RECORDS SUPPLIED
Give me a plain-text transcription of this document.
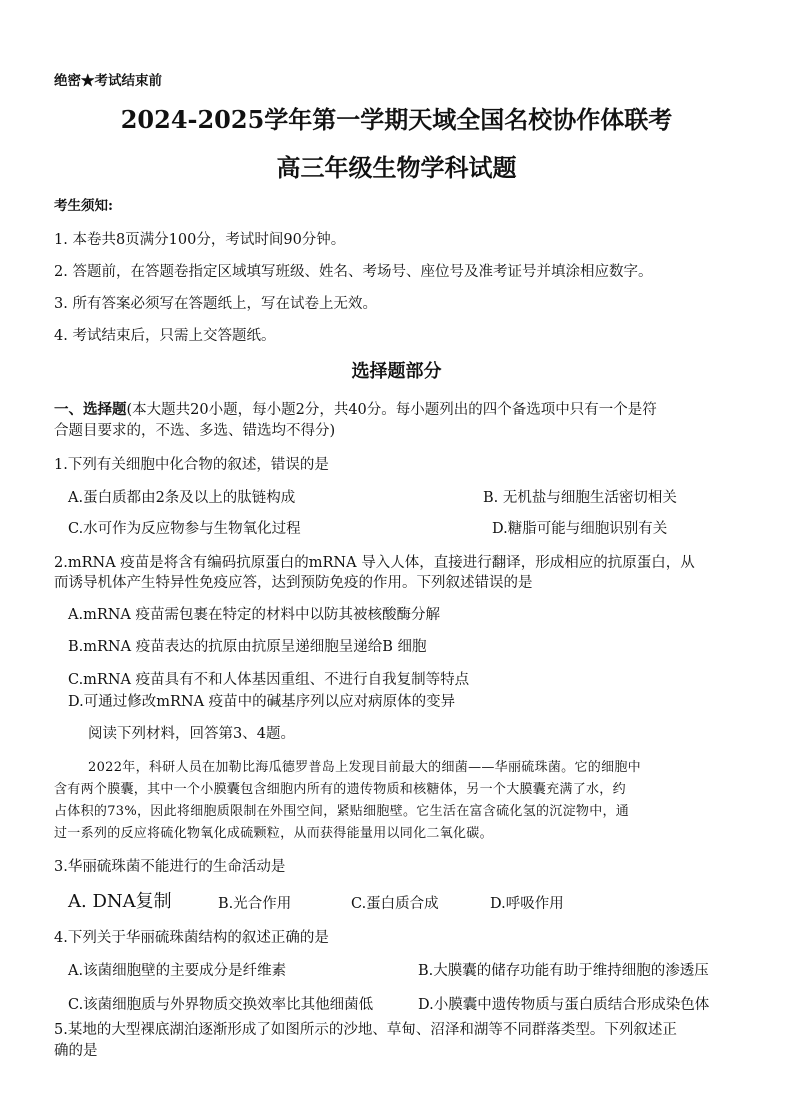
绝密★考试结束前
2024-2025学年第一学期天域全国名校协作体联考
高三年级生物学科试题
考生须知:
1. 本卷共8页满分100分，考试时间90分钟。
2. 答题前，在答题卷指定区域填写班级、姓名、考场号、座位号及准考证号并填涂相应数字。
3. 所有答案必须写在答题纸上，写在试卷上无效。
4. 考试结束后，只需上交答题纸。
选择题部分
一、选择题(本大题共20小题，每小题2分，共40分。每小题列出的四个备选项中只有一个是符
合题目要求的，不选、多选、错选均不得分)
1.下列有关细胞中化合物的叙述，错误的是
A.蛋白质都由2条及以上的肽链构成	B. 无机盐与细胞生活密切相关
C.水可作为反应物参与生物氧化过程	D.糖脂可能与细胞识别有关
2.mRNA 疫苗是将含有编码抗原蛋白的mRNA 导入人体，直接进行翻译，形成相应的抗原蛋白，从
而诱导机体产生特异性免疫应答，达到预防免疫的作用。下列叙述错误的是
A.mRNA 疫苗需包裹在特定的材料中以防其被核酸酶分解
B.mRNA 疫苗表达的抗原由抗原呈递细胞呈递给B 细胞
C.mRNA 疫苗具有不和人体基因重组、不进行自我复制等特点
D.可通过修改mRNA 疫苗中的碱基序列以应对病原体的变异
阅读下列材料，回答第3、4题。
2022年，科研人员在加勒比海瓜德罗普岛上发现目前最大的细菌——华丽硫珠菌。它的细胞中
含有两个膜囊，其中一个小膜囊包含细胞内所有的遗传物质和核糖体，另一个大膜囊充满了水，约
占体积的73%，因此将细胞质限制在外围空间，紧贴细胞壁。它生活在富含硫化氢的沉淀物中，通
过一系列的反应将硫化物氧化成硫颗粒，从而获得能量用以同化二氧化碳。
3.华丽硫珠菌不能进行的生命活动是
A. DNA复制	B.光合作用	C.蛋白质合成	D.呼吸作用
4.下列关于华丽硫珠菌结构的叙述正确的是
A.该菌细胞壁的主要成分是纤维素	B.大膜囊的储存功能有助于维持细胞的渗透压
C.该菌细胞质与外界物质交换效率比其他细菌低	D.小膜囊中遗传物质与蛋白质结合形成染色体
5.某地的大型裸底湖泊逐渐形成了如图所示的沙地、草甸、沼泽和湖等不同群落类型。下列叙述正
确的是
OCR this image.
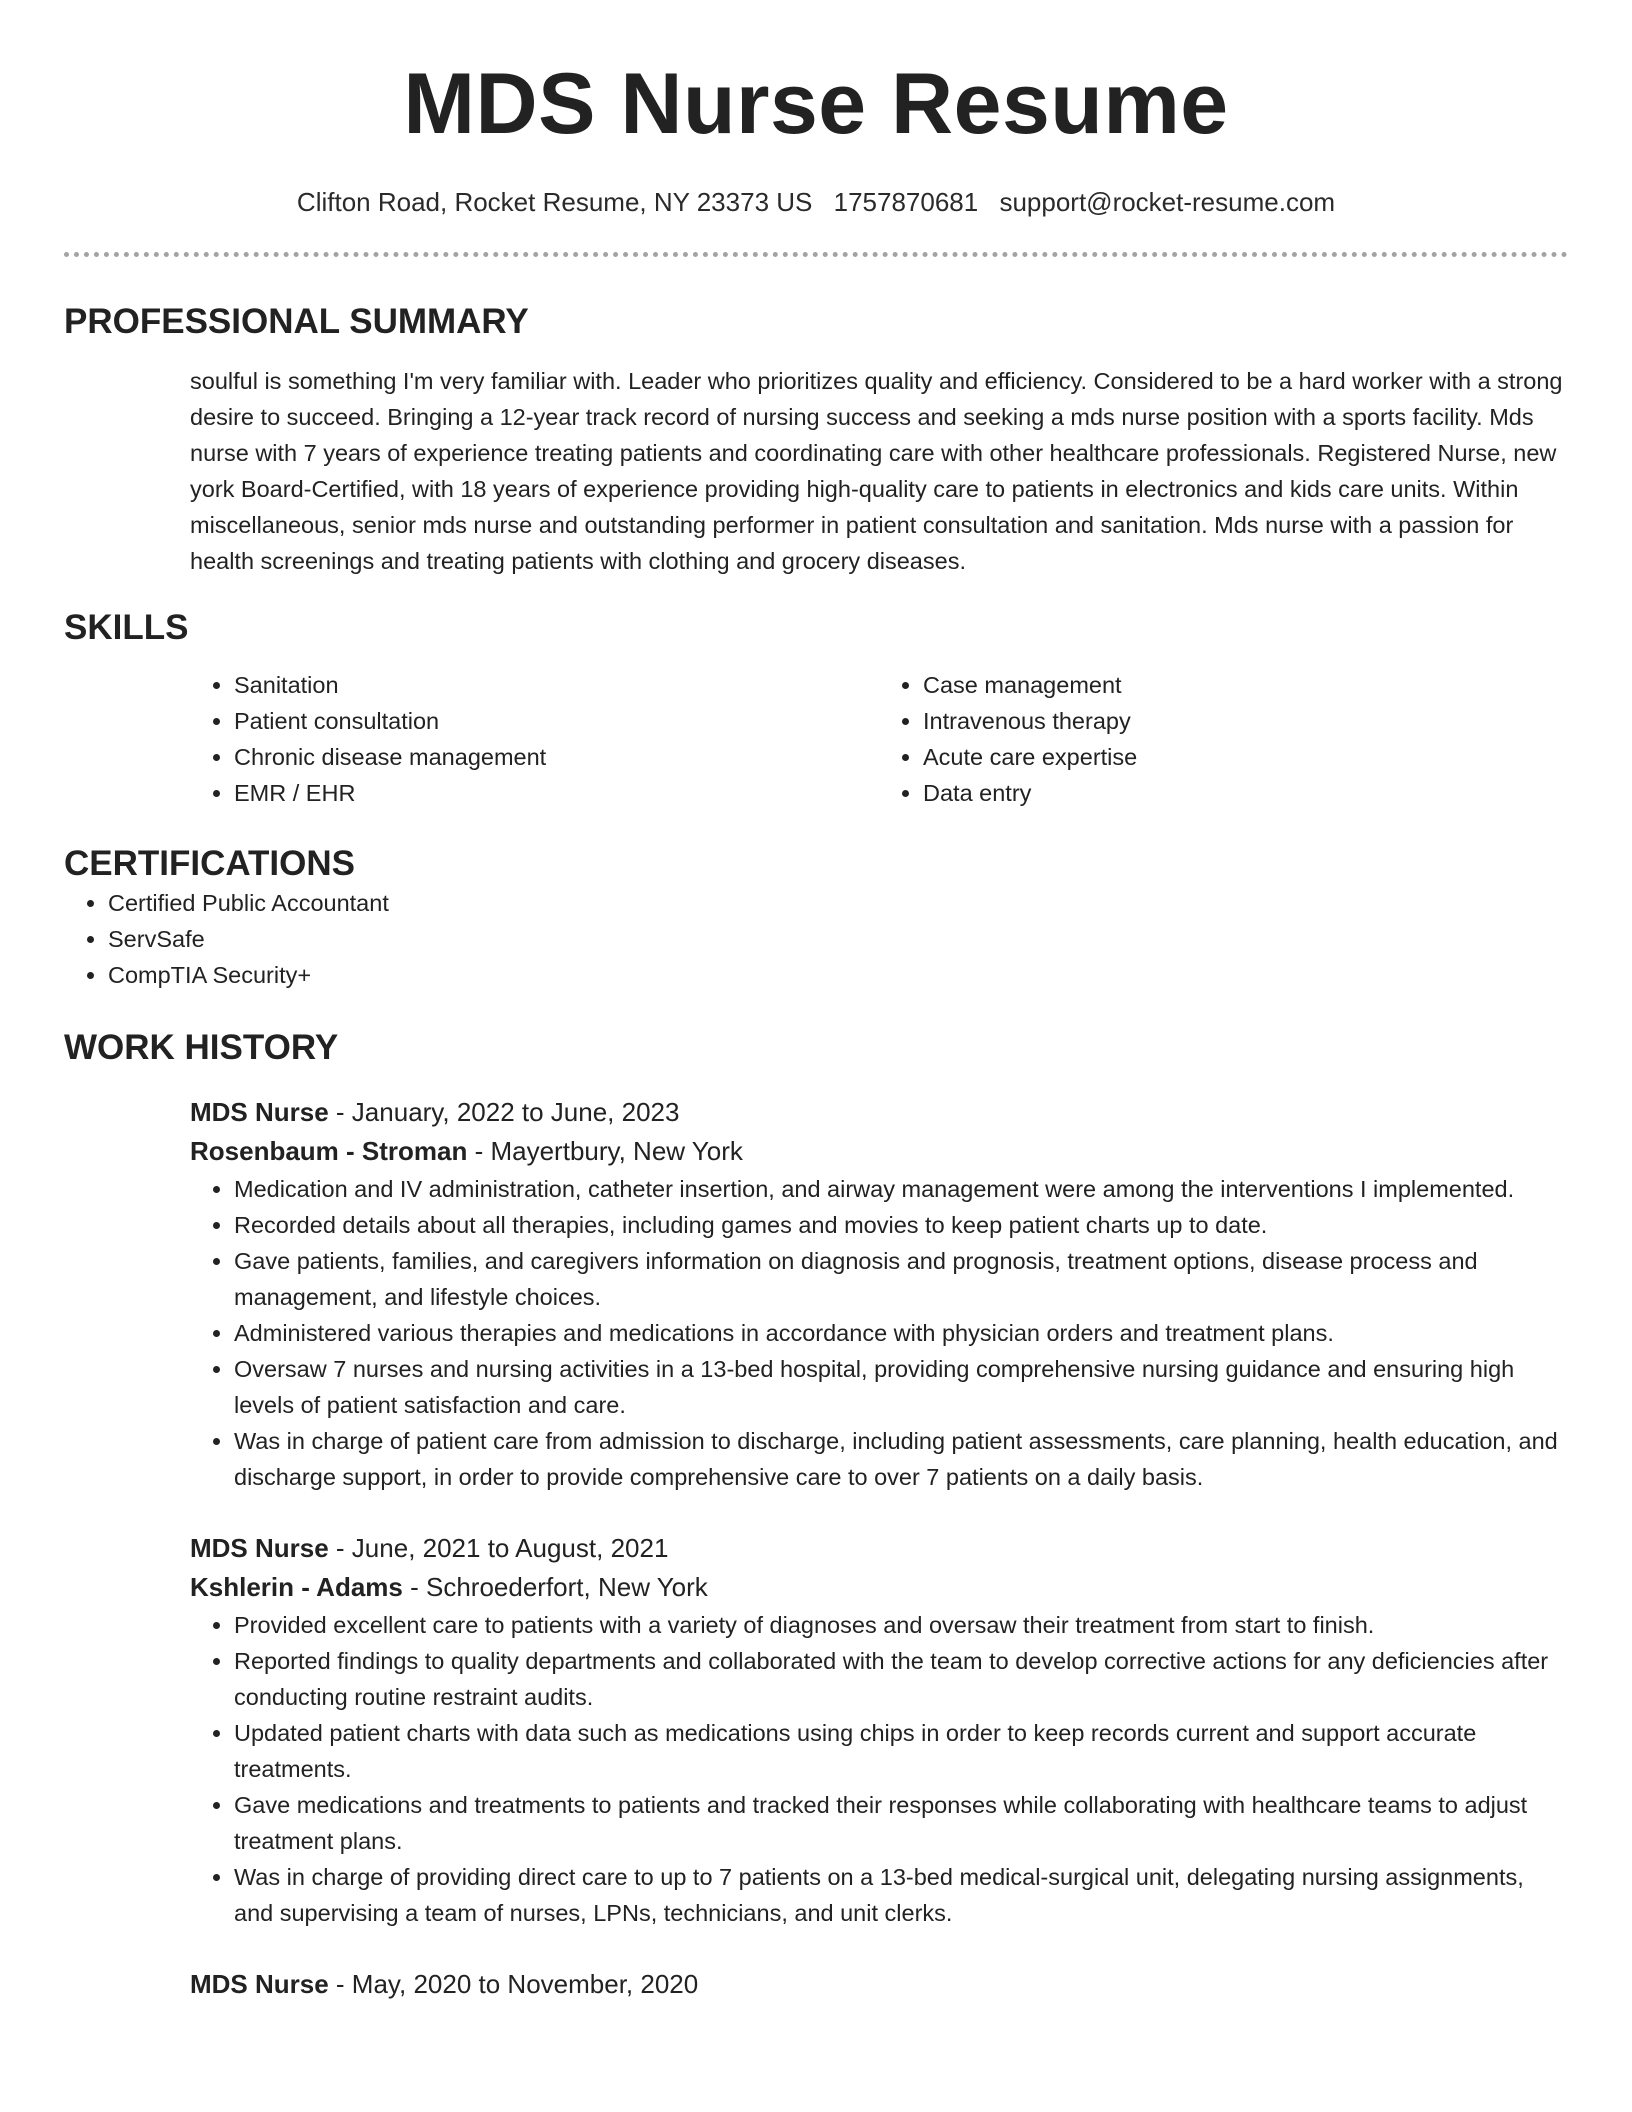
MDS Nurse Resume
Clifton Road, Rocket Resume, NY 23373 US 1757870681 support@rocket-resume.com
PROFESSIONAL SUMMARY

soulful is something I'm very familiar with. Leader who prioritizes quality and efficiency. Considered to be a hard worker with a strong desire to succeed. Bringing a 12-year track record of nursing success and seeking a mds nurse position with a sports facility. Mds nurse with 7 years of experience treating patients and coordinating care with other healthcare professionals. Registered Nurse, new york Board-Certified, with 18 years of experience providing high-quality care to patients in electronics and kids care units. Within miscellaneous, senior mds nurse and outstanding performer in patient consultation and sanitation. Mds nurse with a passion for health screenings and treating patients with clothing and grocery diseases.

SKILLS
• Sanitation
• Patient consultation
• Chronic disease management
• EMR / EHR
• Case management
• Intravenous therapy
• Acute care expertise
• Data entry
CERTIFICATIONS
• Certified Public Accountant
• ServSafe
• CompTIA Security+
WORK HISTORY
MDS Nurse - January, 2022 to June, 2023
Rosenbaum - Stroman - Mayertbury, New York
• Medication and IV administration, catheter insertion, and airway management were among the interventions I implemented.
• Recorded details about all therapies, including games and movies to keep patient charts up to date.
• Gave patients, families, and caregivers information on diagnosis and prognosis, treatment options, disease process and management, and lifestyle choices.
• Administered various therapies and medications in accordance with physician orders and treatment plans.
• Oversaw 7 nurses and nursing activities in a 13-bed hospital, providing comprehensive nursing guidance and ensuring high levels of patient satisfaction and care.
• Was in charge of patient care from admission to discharge, including patient assessments, care planning, health education, and discharge support, in order to provide comprehensive care to over 7 patients on a daily basis.
MDS Nurse - June, 2021 to August, 2021
Kshlerin - Adams - Schroederfort, New York
• Provided excellent care to patients with a variety of diagnoses and oversaw their treatment from start to finish.
• Reported findings to quality departments and collaborated with the team to develop corrective actions for any deficiencies after conducting routine restraint audits.
• Updated patient charts with data such as medications using chips in order to keep records current and support accurate treatments.
• Gave medications and treatments to patients and tracked their responses while collaborating with healthcare teams to adjust treatment plans.
• Was in charge of providing direct care to up to 7 patients on a 13-bed medical-surgical unit, delegating nursing assignments, and supervising a team of nurses, LPNs, technicians, and unit clerks.
MDS Nurse - May, 2020 to November, 2020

WORK TASK
Look through the records and gather every line containing "including".

ANSWER SPACE
• Recorded details about all therapies, including games and movies to keep patient charts up to date.
• Was in charge of patient care from admission to discharge, including patient assessments, care planning, health education, and discharge support, in order to provide comprehensive care to over 7 patients on a daily basis.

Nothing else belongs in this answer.